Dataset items
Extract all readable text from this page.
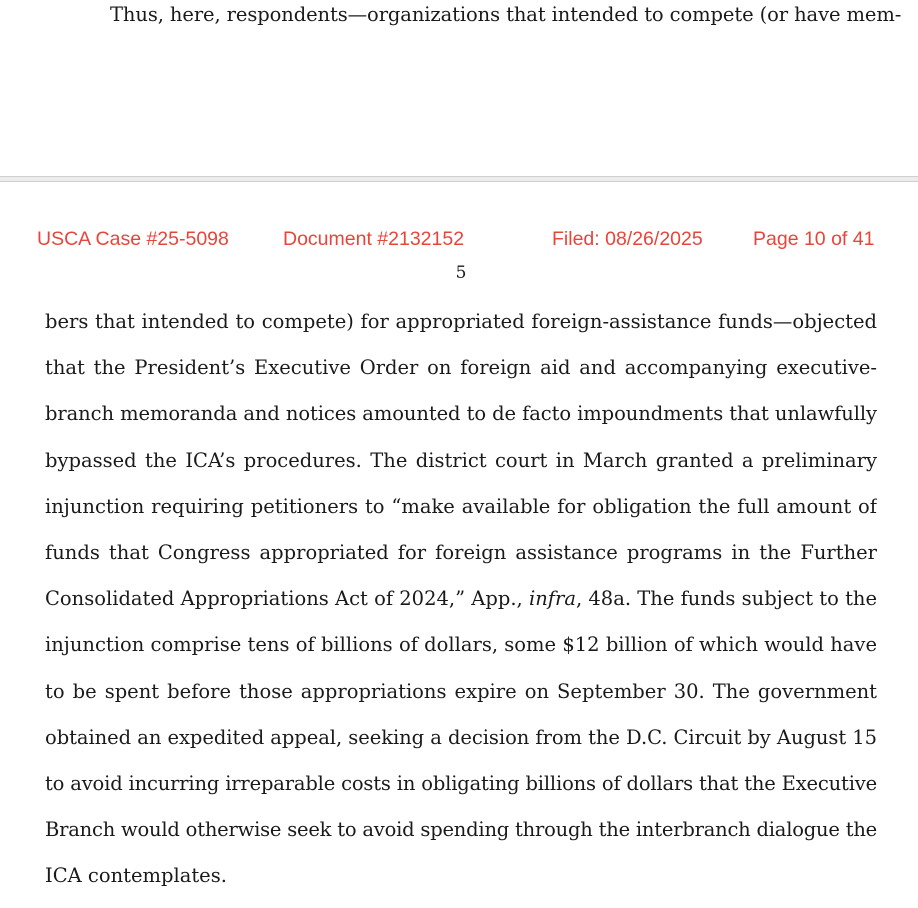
Thus, here, respondents—organizations that intended to compete (or have mem-
USCA Case #25-5098	Document #2132152	Filed: 08/26/2025	Page 10 of 41
5
bers that intended to compete) for appropriated foreign-assistance funds—objected
that the President’s Executive Order on foreign aid and accompanying executive-
branch memoranda and notices amounted to de facto impoundments that unlawfully
bypassed the ICA’s procedures. The district court in March granted a preliminary
injunction requiring petitioners to “make available for obligation the full amount of
funds that Congress appropriated for foreign assistance programs in the Further
Consolidated Appropriations Act of 2024,” App., infra, 48a. The funds subject to the
injunction comprise tens of billions of dollars, some $12 billion of which would have
to be spent before those appropriations expire on September 30. The government
obtained an expedited appeal, seeking a decision from the D.C. Circuit by August 15
to avoid incurring irreparable costs in obligating billions of dollars that the Executive
Branch would otherwise seek to avoid spending through the interbranch dialogue the
ICA contemplates.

→ Written problem: Write every record out again exactly; no pictures belong in the copy.

→ Correct output:
Extract all readable text from this page.
Thus, here, respondents—organizations that intended to compete (or have mem-
USCA Case #25-5098	Document #2132152	Filed: 08/26/2025	Page 10 of 41
5
bers that intended to compete) for appropriated foreign-assistance funds—objected
that the President’s Executive Order on foreign aid and accompanying executive-
branch memoranda and notices amounted to de facto impoundments that unlawfully
bypassed the ICA’s procedures. The district court in March granted a preliminary
injunction requiring petitioners to “make available for obligation the full amount of
funds that Congress appropriated for foreign assistance programs in the Further
Consolidated Appropriations Act of 2024,” App., infra, 48a. The funds subject to the
injunction comprise tens of billions of dollars, some $12 billion of which would have
to be spent before those appropriations expire on September 30. The government
obtained an expedited appeal, seeking a decision from the D.C. Circuit by August 15
to avoid incurring irreparable costs in obligating billions of dollars that the Executive
Branch would otherwise seek to avoid spending through the interbranch dialogue the
ICA contemplates.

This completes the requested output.